CONSEGNA 1
Trascrivi fedelmente il passo del testo sull'acconto Irpef da "Sono un piccolo" a "l’acconto di novembre.".
CONSEGNA 2
Secondo il testo sull'acconto Irpef, quale tasso di interesse si applica a chi sceglie di pagare l'acconto 2023 in cinque rate mensili?

TESTO DI PARTENZA
################

Sono un piccolo professionista che ha qualche difficoltà a versare integralmente l’acconto Irpef dovuto per novembre di quest’anno, a causa di una temporanea difficoltà ad incassare i crediti dai clienti. Già a giugno avevo avuto la necessità di rateizzare; posso farlo anche per il secondo acconto?

In base a quanto disposto dal decreto collegato alla manovra 2024 (Dl 145/2023), per la prima volta si supera la precedente impostazione, che non permetteva di dilazionare l’acconto di novembre.
Per il solo acconto 2023 vengono offerte due alternative: versare quanto dovuto senza interessi entro il 16 gennaio 2024, oppure in cinque rate uguali a cadenza mensile con interessi del 4% su base annua, la prima entro il 16 gennaio 2024.

################

ELENCO DELLE RIGHE
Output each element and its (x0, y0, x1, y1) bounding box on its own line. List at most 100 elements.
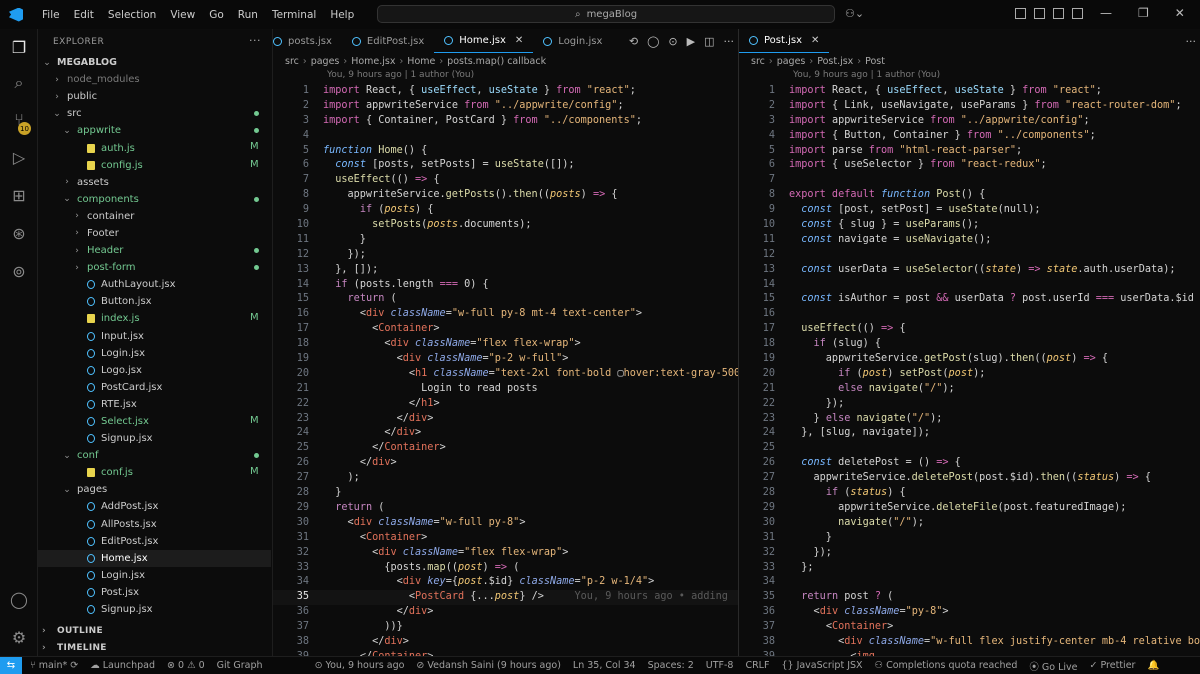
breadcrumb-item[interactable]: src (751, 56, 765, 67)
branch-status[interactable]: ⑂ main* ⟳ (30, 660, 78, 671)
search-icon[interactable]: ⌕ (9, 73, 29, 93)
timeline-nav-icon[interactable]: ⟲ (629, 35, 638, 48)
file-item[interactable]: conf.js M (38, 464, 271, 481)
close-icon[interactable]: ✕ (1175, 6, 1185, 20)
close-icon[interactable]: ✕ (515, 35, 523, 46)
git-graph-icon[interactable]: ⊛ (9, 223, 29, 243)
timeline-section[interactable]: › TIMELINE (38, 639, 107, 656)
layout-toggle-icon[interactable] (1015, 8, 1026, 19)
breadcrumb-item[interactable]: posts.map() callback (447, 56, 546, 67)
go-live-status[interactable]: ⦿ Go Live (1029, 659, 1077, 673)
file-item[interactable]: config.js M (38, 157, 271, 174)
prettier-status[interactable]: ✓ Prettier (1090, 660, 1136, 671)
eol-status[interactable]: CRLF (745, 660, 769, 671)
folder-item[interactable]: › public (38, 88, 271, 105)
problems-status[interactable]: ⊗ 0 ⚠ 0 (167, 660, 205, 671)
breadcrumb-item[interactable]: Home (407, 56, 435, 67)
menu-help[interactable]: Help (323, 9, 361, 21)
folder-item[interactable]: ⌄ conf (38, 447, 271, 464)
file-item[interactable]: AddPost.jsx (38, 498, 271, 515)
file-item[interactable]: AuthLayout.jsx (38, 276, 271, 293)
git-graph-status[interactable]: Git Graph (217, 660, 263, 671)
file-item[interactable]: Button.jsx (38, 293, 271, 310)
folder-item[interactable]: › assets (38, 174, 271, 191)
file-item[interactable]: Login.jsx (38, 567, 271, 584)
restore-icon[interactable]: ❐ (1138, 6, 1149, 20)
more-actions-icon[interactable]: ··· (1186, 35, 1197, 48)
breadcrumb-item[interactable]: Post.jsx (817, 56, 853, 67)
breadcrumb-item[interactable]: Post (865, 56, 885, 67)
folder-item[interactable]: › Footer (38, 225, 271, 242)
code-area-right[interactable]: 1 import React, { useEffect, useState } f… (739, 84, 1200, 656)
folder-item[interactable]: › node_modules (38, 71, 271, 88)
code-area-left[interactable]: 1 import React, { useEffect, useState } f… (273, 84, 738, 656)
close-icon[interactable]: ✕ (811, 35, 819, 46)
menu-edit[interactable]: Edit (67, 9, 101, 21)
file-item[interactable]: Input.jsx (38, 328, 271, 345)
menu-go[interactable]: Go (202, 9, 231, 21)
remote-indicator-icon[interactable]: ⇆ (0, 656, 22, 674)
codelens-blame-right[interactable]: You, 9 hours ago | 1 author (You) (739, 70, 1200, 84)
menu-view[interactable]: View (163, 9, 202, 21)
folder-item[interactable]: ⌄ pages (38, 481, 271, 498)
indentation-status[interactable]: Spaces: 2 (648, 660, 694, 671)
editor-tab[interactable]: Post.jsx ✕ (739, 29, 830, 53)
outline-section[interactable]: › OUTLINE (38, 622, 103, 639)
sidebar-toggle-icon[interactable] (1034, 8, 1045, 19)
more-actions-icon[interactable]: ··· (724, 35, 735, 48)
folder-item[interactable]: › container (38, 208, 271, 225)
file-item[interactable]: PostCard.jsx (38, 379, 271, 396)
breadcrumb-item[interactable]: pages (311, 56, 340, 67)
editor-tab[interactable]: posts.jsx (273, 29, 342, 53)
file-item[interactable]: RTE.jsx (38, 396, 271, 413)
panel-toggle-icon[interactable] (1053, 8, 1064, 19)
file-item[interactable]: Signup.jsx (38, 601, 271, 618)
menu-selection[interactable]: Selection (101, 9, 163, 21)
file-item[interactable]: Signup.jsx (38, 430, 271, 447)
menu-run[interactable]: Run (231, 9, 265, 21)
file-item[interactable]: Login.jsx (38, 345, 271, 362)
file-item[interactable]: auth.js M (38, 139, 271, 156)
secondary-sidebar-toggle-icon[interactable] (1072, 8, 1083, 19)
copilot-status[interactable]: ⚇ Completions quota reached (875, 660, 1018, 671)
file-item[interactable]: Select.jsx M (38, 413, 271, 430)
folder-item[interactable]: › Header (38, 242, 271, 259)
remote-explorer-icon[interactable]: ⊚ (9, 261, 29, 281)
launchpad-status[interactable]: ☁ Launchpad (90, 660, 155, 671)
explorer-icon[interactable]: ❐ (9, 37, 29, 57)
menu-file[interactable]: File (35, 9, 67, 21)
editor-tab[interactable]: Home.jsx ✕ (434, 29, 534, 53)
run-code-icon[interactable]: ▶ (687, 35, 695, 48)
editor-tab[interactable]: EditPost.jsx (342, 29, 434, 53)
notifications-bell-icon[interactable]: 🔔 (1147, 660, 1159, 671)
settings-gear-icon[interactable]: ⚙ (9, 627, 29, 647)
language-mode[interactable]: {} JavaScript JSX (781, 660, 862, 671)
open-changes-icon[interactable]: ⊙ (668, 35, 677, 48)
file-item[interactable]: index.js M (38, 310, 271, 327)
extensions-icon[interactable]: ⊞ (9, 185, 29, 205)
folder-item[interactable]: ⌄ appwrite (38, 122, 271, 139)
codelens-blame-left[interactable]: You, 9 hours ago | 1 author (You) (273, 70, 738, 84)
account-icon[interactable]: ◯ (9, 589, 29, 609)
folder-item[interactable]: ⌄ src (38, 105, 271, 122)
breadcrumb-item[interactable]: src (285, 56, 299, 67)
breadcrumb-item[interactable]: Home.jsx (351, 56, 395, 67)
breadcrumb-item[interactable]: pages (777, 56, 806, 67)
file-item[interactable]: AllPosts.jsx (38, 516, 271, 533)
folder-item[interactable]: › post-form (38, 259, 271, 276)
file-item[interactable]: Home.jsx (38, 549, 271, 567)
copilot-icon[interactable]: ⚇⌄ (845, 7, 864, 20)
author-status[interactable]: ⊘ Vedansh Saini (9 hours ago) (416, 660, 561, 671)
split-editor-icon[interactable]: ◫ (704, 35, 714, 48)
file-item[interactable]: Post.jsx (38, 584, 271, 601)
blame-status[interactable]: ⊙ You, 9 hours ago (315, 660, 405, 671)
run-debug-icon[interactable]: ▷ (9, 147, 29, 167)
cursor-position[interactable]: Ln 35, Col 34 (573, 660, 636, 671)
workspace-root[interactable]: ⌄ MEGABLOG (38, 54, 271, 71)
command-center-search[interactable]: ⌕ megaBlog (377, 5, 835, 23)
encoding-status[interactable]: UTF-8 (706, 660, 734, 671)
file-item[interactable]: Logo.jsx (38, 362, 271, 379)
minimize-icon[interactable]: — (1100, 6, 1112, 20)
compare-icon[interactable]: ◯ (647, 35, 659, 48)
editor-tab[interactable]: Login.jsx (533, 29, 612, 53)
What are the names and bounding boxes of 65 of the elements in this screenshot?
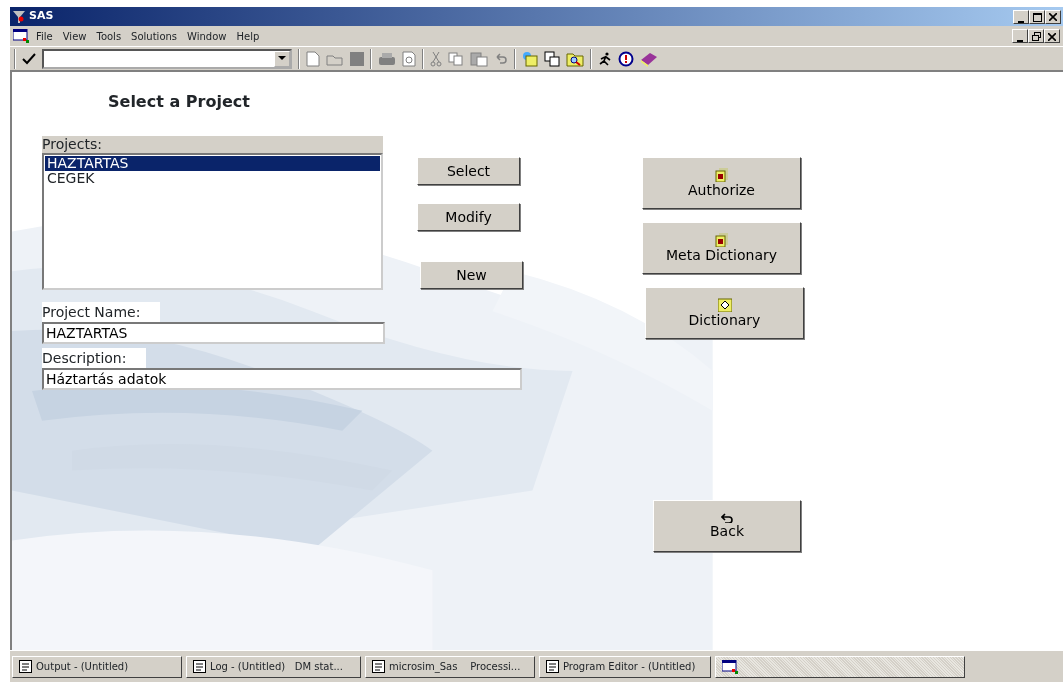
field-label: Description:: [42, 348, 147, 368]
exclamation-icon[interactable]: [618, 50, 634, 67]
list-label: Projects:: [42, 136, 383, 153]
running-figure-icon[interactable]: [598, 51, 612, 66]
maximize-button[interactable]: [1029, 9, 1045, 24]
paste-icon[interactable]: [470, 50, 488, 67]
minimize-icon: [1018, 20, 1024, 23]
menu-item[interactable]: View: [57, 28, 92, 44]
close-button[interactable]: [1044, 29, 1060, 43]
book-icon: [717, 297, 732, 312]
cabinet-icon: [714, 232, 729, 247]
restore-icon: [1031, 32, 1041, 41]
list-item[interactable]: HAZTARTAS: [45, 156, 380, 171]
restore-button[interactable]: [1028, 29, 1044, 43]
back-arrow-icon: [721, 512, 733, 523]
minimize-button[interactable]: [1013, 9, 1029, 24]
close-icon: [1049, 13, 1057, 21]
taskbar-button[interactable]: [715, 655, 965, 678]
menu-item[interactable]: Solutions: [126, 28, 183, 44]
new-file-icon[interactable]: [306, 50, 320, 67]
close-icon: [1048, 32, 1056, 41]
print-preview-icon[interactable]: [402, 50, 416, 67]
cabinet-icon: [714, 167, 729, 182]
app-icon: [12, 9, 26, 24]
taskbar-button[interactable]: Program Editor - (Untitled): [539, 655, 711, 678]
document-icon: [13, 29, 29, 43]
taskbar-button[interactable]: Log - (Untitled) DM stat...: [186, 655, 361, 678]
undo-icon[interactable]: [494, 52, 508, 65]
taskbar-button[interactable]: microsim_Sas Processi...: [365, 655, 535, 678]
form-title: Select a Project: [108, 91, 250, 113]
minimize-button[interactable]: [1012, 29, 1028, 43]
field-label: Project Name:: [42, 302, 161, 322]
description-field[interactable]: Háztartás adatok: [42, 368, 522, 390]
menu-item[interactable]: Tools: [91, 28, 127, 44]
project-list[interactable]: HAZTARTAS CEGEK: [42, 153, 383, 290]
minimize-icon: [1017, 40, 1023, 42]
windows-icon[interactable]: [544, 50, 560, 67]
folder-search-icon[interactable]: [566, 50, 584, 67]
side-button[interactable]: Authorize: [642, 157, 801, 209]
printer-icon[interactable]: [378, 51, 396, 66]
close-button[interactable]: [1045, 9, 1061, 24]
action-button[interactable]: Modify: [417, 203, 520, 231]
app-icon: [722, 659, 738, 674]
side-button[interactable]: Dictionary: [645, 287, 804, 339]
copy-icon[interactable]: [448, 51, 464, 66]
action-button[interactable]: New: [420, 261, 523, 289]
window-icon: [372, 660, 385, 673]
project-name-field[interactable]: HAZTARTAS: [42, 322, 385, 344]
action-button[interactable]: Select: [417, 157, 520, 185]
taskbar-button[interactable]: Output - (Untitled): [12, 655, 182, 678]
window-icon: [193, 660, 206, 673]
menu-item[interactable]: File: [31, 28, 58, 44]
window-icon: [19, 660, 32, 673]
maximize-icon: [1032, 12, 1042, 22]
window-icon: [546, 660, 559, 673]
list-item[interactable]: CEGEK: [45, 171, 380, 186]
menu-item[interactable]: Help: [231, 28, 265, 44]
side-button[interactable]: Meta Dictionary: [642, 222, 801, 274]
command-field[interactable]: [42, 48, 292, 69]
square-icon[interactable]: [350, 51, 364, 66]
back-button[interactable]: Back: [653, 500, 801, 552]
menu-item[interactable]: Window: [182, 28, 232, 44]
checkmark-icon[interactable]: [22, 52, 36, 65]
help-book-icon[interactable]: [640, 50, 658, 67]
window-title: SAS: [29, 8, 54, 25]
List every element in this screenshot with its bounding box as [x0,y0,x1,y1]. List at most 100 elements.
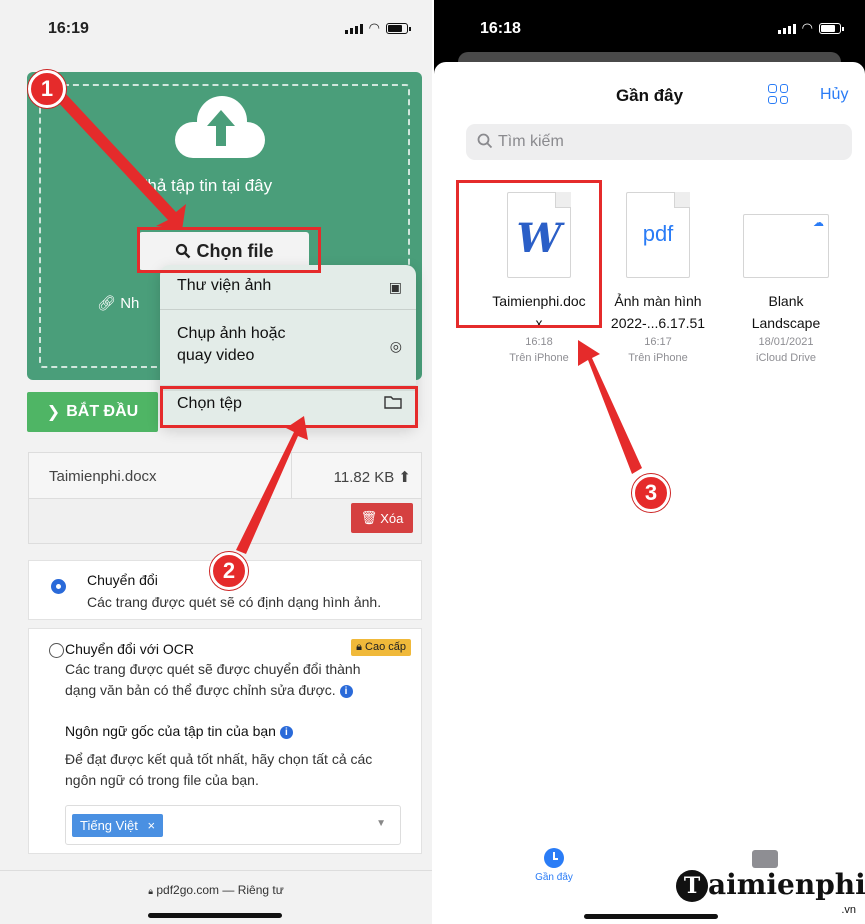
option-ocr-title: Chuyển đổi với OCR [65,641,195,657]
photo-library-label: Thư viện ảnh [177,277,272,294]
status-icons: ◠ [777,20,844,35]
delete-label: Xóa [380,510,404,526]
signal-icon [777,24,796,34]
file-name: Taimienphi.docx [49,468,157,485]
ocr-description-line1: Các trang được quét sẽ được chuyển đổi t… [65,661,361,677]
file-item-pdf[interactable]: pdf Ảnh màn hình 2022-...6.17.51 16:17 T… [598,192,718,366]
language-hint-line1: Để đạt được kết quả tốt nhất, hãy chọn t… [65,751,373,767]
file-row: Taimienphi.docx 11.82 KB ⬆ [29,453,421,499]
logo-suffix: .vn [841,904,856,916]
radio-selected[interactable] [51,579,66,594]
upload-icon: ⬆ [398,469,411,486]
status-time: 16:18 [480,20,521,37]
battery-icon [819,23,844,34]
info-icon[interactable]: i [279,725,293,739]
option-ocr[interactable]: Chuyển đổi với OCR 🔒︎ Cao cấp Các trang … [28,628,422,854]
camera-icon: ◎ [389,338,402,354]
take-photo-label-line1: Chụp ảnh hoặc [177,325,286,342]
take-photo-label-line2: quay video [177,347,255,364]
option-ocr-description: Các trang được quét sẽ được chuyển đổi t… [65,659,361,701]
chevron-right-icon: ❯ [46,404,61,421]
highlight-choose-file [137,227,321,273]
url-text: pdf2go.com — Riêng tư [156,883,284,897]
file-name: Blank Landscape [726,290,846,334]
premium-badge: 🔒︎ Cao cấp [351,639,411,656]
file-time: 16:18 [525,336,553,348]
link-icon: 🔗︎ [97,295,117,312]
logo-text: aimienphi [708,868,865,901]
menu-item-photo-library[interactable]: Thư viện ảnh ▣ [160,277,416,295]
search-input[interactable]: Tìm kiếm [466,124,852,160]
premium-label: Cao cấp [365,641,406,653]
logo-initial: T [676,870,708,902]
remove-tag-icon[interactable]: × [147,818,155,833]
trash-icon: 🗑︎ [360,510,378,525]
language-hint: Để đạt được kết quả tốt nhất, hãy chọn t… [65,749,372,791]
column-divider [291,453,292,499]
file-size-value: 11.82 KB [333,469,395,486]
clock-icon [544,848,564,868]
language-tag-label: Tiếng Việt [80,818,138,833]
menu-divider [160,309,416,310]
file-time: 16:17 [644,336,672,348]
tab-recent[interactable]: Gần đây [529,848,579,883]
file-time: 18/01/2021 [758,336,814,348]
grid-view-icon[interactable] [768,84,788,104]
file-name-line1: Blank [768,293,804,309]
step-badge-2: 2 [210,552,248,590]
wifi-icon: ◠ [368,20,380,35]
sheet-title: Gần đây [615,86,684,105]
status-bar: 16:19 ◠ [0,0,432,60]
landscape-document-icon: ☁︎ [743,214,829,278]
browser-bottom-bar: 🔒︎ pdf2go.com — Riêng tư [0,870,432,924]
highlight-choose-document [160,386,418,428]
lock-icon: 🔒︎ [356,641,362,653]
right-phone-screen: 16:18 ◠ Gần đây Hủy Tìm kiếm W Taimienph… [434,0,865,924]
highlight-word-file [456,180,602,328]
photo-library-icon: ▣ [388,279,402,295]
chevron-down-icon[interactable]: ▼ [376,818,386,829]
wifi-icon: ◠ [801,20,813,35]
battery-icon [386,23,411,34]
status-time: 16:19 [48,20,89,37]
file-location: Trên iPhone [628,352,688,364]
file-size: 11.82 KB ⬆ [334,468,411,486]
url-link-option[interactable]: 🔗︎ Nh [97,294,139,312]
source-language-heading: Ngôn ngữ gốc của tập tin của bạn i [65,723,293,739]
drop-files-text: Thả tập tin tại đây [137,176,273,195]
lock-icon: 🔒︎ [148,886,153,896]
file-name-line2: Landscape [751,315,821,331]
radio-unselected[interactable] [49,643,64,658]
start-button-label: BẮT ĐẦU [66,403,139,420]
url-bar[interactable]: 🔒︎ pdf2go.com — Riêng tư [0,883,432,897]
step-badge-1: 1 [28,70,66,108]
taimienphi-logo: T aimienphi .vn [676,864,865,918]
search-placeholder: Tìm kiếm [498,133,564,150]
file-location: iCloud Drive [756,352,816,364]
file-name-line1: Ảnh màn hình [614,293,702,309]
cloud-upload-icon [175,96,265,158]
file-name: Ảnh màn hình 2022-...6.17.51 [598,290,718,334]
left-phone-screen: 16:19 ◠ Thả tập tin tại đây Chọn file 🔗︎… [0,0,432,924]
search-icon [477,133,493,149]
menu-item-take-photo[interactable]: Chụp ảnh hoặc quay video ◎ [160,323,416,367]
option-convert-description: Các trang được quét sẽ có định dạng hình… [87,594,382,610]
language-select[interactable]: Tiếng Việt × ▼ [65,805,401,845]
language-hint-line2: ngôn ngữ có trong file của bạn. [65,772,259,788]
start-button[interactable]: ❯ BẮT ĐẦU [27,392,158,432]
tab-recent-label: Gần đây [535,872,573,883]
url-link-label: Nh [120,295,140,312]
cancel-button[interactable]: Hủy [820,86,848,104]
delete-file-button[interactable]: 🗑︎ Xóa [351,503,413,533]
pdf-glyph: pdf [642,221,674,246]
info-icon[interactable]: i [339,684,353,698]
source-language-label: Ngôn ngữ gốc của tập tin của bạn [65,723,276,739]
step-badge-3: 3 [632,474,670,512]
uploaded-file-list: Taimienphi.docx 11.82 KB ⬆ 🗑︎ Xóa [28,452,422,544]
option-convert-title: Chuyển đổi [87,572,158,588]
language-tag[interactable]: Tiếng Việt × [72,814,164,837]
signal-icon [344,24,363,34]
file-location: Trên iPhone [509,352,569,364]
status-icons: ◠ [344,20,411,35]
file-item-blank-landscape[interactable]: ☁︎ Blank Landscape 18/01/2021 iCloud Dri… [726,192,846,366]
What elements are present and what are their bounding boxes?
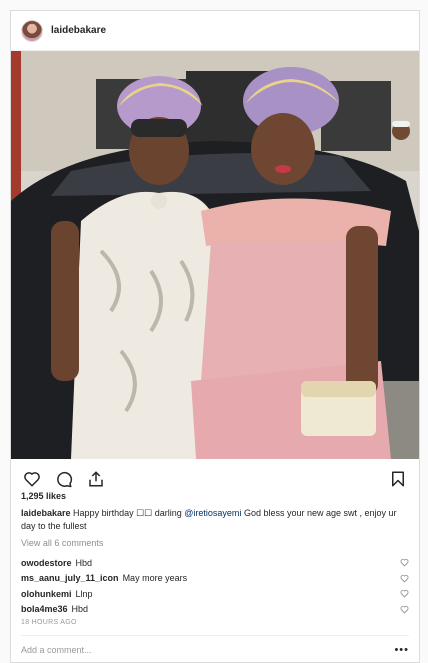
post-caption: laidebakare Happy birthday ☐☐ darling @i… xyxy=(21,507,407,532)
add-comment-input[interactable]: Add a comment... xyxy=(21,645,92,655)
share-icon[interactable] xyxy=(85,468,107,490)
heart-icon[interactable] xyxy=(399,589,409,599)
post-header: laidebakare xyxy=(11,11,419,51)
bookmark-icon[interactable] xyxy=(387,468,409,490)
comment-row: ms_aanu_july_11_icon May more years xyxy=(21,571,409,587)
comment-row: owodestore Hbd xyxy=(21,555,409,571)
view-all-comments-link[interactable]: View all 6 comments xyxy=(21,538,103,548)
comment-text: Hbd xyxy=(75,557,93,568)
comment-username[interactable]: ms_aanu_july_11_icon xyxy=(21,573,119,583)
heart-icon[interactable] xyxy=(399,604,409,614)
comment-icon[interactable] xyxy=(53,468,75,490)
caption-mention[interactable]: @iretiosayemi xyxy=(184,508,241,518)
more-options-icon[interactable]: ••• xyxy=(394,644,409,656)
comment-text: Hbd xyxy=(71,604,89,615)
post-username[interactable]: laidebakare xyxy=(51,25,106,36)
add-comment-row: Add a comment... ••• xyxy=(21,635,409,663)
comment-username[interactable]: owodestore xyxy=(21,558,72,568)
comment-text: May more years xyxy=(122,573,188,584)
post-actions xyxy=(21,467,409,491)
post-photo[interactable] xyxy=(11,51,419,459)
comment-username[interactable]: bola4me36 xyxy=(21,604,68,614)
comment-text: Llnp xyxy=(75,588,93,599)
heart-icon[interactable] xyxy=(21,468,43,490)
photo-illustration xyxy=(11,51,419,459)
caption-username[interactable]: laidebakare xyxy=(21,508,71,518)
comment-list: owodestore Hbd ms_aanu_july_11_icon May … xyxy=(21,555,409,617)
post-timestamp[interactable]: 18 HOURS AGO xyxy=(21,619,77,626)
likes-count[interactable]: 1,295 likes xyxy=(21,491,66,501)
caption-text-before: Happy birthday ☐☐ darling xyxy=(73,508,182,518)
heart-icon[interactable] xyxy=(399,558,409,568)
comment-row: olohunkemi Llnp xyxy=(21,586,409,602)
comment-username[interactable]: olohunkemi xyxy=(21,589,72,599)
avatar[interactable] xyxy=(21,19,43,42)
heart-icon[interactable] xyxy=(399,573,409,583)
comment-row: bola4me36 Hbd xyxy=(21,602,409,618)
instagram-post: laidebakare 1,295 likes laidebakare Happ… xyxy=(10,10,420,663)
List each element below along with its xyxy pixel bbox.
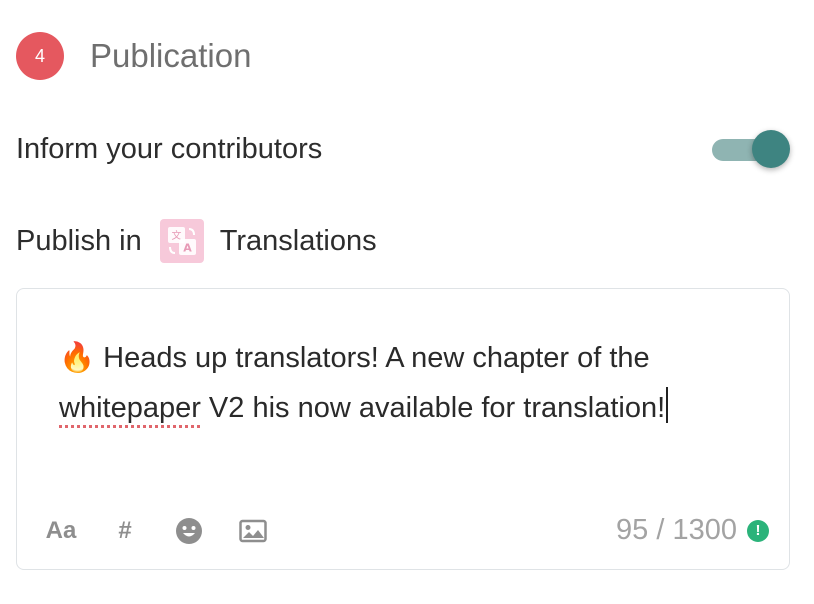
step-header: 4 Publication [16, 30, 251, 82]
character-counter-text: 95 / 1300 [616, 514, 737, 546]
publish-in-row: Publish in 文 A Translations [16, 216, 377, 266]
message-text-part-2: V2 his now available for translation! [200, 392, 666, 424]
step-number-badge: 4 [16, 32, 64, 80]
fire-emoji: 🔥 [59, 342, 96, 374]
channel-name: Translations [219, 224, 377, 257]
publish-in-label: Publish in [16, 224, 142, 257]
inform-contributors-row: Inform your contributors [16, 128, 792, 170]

################

RISPOSTA CORRETTA 1
Sono un piccolo professionista che ha qualche difficoltà a versare integralmente l’acconto Irpef dovuto per novembre di quest’anno, a causa di una temporanea difficoltà ad incassare i crediti dai clienti. Già a giugno avevo avuto la necessità di rateizzare; posso farlo anche per il secondo acconto?

In base a quanto disposto dal decreto collegato alla manovra 2024 (Dl 145/2023), per la prima volta si supera la precedente impostazione, che non permetteva di dilazionare l’acconto di novembre.

RISPOSTA CORRETTA 2
Il 4% su base annua.